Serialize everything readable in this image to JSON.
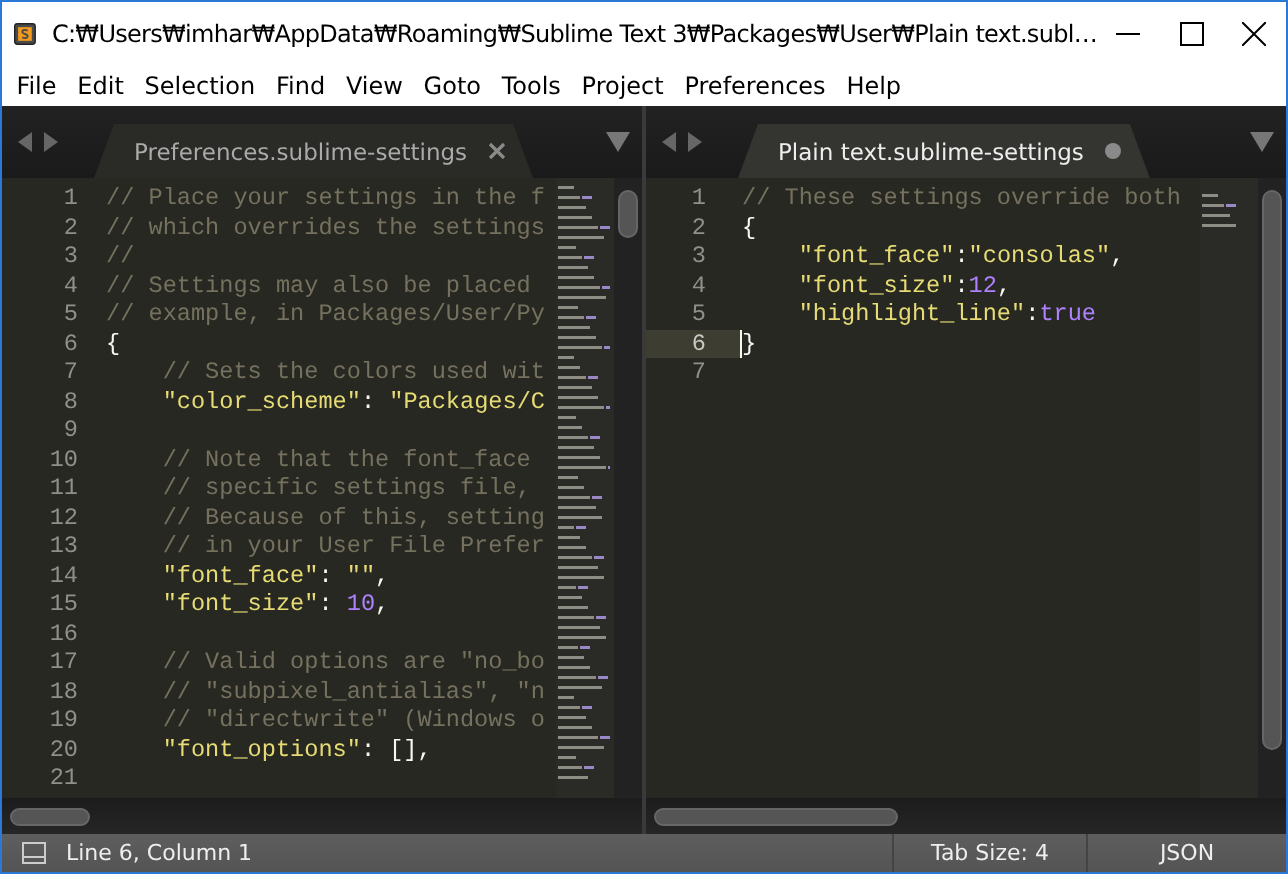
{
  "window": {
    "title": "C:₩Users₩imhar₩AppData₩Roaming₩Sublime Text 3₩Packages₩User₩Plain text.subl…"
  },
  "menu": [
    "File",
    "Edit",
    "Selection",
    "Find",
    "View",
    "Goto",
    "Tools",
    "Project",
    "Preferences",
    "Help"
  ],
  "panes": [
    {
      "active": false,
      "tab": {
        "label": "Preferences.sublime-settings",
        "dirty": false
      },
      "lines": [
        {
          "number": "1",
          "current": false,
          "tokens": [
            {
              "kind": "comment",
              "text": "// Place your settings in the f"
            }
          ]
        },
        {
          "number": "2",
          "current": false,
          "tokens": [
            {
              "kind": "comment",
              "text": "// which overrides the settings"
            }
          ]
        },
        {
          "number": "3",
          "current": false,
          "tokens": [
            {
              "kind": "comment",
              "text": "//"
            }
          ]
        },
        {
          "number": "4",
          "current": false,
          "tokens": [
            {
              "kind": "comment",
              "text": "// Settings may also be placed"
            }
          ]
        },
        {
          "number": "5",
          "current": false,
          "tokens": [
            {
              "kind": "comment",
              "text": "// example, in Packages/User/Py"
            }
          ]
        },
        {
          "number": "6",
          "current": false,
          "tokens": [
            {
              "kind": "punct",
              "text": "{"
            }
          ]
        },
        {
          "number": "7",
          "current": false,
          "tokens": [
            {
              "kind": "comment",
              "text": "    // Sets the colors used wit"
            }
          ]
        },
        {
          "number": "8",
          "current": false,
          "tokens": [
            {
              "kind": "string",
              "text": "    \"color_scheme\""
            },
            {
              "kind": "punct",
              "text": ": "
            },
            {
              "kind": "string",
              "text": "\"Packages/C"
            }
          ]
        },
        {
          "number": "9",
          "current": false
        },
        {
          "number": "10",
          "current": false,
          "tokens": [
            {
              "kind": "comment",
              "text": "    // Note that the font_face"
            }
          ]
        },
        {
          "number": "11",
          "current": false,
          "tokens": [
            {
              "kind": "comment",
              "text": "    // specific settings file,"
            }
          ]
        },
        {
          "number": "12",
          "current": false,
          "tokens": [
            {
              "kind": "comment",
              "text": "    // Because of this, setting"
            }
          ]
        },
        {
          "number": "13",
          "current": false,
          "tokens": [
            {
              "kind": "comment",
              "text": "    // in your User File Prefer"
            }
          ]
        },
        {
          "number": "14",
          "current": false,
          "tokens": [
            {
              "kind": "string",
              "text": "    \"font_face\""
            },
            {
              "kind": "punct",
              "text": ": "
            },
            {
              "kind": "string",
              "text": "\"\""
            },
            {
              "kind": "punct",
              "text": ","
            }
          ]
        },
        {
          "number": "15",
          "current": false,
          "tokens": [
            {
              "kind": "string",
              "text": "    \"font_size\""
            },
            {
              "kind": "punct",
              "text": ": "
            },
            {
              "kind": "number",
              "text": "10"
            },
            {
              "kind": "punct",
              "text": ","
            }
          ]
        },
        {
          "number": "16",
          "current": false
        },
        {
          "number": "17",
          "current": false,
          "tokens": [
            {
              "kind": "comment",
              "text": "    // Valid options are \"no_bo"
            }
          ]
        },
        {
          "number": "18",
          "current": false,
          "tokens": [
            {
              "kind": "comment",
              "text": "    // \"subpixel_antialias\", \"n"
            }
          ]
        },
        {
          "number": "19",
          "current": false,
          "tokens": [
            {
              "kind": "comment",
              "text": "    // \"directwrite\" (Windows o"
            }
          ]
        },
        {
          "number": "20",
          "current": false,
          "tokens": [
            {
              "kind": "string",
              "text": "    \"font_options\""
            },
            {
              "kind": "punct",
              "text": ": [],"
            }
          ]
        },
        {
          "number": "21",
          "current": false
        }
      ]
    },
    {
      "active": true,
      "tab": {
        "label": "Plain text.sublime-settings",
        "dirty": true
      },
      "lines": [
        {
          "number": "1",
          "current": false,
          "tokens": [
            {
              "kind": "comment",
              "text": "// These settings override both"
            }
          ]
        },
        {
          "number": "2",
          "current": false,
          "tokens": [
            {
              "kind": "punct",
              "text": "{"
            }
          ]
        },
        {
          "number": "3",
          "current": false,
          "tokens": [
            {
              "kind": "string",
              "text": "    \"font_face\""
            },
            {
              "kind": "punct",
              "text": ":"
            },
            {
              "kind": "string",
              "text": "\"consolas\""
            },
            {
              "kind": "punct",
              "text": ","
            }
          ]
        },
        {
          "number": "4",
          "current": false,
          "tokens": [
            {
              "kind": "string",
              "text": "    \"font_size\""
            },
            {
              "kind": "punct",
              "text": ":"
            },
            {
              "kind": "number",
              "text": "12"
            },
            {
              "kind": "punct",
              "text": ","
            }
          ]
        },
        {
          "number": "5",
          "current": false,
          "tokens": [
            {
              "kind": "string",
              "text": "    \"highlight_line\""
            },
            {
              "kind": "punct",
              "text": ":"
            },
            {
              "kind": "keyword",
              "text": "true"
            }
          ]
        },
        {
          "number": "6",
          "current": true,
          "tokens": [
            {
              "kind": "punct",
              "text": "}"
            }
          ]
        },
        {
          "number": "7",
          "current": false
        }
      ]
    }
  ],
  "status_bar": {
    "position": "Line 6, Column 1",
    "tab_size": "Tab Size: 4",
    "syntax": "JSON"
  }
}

= = =

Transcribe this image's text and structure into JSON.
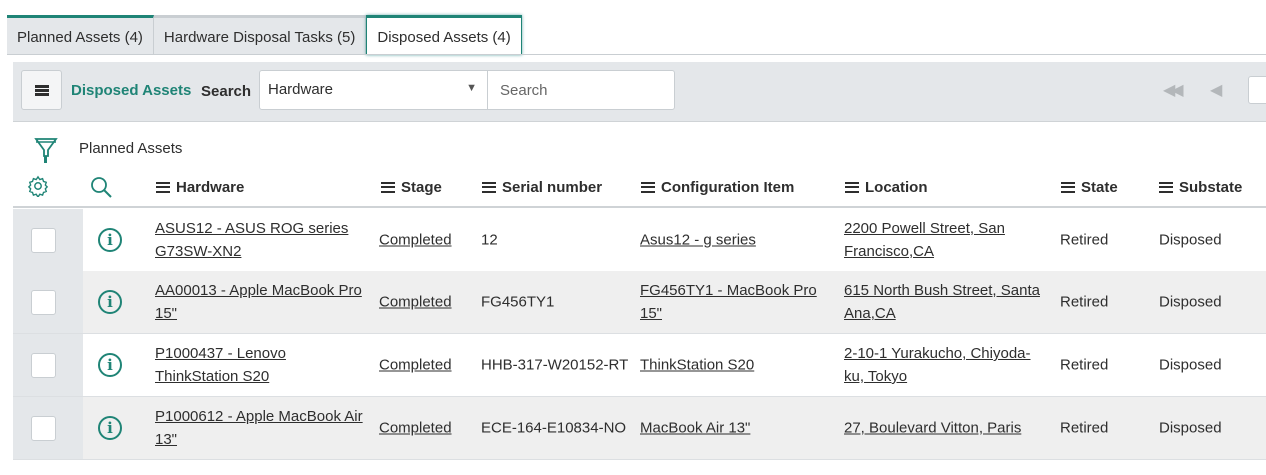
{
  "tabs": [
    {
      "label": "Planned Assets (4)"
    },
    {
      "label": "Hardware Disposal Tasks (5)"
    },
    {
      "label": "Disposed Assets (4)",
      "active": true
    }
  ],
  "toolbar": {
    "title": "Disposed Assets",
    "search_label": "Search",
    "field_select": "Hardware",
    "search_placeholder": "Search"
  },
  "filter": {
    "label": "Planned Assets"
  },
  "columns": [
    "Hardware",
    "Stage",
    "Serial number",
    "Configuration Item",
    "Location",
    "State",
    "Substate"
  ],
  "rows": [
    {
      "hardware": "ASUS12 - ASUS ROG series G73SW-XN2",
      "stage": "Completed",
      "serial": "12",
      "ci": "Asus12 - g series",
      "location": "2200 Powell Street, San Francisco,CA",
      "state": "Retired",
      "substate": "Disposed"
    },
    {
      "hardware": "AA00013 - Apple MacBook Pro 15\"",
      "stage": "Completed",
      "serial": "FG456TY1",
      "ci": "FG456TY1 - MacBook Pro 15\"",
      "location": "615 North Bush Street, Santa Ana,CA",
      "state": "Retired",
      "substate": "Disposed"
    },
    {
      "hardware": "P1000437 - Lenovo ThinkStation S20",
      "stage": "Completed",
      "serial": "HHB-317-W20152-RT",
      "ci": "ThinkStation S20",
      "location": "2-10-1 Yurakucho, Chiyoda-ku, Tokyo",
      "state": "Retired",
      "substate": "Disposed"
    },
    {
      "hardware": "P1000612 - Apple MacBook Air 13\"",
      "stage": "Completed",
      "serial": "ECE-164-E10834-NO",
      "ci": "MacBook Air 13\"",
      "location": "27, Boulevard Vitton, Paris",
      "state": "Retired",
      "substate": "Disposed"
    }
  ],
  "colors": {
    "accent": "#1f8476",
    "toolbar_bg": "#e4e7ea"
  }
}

= = =

**Exercise objective:** Identify each line of the material where the word "true" shows up, and copy it.

**Worked solution:**
      "active": true,
        "dirty": true
              "text": "true"
          "current": true,
      "active": true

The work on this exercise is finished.